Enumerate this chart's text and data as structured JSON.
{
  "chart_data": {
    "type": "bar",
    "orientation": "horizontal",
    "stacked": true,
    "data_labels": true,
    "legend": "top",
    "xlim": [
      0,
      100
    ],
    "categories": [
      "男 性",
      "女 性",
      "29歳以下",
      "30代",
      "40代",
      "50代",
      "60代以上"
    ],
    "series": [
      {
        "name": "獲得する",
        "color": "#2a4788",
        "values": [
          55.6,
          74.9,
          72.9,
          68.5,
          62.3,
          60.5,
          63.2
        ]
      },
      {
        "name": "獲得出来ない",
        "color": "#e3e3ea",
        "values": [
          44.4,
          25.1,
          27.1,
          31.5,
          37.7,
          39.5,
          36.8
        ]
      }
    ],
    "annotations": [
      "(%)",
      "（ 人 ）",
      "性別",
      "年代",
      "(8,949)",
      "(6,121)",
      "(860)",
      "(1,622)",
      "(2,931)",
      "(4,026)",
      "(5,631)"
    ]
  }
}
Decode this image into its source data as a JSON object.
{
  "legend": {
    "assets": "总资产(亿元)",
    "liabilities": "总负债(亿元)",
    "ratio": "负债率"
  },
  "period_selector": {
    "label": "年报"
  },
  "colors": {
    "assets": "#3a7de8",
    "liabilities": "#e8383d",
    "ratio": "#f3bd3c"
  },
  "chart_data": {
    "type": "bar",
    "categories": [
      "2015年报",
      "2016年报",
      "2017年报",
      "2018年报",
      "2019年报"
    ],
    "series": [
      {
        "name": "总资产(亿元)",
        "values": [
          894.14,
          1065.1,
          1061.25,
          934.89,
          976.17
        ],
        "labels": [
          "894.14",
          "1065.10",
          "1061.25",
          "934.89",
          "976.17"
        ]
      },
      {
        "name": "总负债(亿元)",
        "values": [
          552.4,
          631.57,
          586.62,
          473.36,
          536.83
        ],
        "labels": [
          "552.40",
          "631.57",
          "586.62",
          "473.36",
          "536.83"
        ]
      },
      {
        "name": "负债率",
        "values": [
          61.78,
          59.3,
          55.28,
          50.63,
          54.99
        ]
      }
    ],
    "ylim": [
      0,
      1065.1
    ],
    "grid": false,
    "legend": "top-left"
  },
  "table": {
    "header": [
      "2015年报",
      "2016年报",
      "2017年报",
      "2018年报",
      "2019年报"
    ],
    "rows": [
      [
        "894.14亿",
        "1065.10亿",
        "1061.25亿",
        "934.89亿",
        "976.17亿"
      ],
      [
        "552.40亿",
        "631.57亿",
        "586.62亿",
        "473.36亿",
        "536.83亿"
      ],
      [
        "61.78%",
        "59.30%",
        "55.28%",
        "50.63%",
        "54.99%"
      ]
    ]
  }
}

REQUEST> Reproduce the entries above in full, verbatim.

ANSWER FOR THIS EXERCISE>
Enumerate this chart's text and data as structured JSON.
{
  "chart_data": {
    "type": "bar",
    "orientation": "horizontal",
    "stacked": true,
    "data_labels": true,
    "legend": "top",
    "xlim": [
      0,
      100
    ],
    "categories": [
      "男 性",
      "女 性",
      "29歳以下",
      "30代",
      "40代",
      "50代",
      "60代以上"
    ],
    "series": [
      {
        "name": "獲得する",
        "color": "#2a4788",
        "values": [
          55.6,
          74.9,
          72.9,
          68.5,
          62.3,
          60.5,
          63.2
        ]
      },
      {
        "name": "獲得出来ない",
        "color": "#e3e3ea",
        "values": [
          44.4,
          25.1,
          27.1,
          31.5,
          37.7,
          39.5,
          36.8
        ]
      }
    ],
    "annotations": [
      "(%)",
      "（ 人 ）",
      "性別",
      "年代",
      "(8,949)",
      "(6,121)",
      "(860)",
      "(1,622)",
      "(2,931)",
      "(4,026)",
      "(5,631)"
    ]
  }
}
Decode this image into its source data as a JSON object.
{
  "legend": {
    "assets": "总资产(亿元)",
    "liabilities": "总负债(亿元)",
    "ratio": "负债率"
  },
  "period_selector": {
    "label": "年报"
  },
  "colors": {
    "assets": "#3a7de8",
    "liabilities": "#e8383d",
    "ratio": "#f3bd3c"
  },
  "chart_data": {
    "type": "bar",
    "categories": [
      "2015年报",
      "2016年报",
      "2017年报",
      "2018年报",
      "2019年报"
    ],
    "series": [
      {
        "name": "总资产(亿元)",
        "values": [
          894.14,
          1065.1,
          1061.25,
          934.89,
          976.17
        ],
        "labels": [
          "894.14",
          "1065.10",
          "1061.25",
          "934.89",
          "976.17"
        ]
      },
      {
        "name": "总负债(亿元)",
        "values": [
          552.4,
          631.57,
          586.62,
          473.36,
          536.83
        ],
        "labels": [
          "552.40",
          "631.57",
          "586.62",
          "473.36",
          "536.83"
        ]
      },
      {
        "name": "负债率",
        "values": [
          61.78,
          59.3,
          55.28,
          50.63,
          54.99
        ]
      }
    ],
    "ylim": [
      0,
      1065.1
    ],
    "grid": false,
    "legend": "top-left"
  },
  "table": {
    "header": [
      "2015年报",
      "2016年报",
      "2017年报",
      "2018年报",
      "2019年报"
    ],
    "rows": [
      [
        "894.14亿",
        "1065.10亿",
        "1061.25亿",
        "934.89亿",
        "976.17亿"
      ],
      [
        "552.40亿",
        "631.57亿",
        "586.62亿",
        "473.36亿",
        "536.83亿"
      ],
      [
        "61.78%",
        "59.30%",
        "55.28%",
        "50.63%",
        "54.99%"
      ]
    ]
  }
}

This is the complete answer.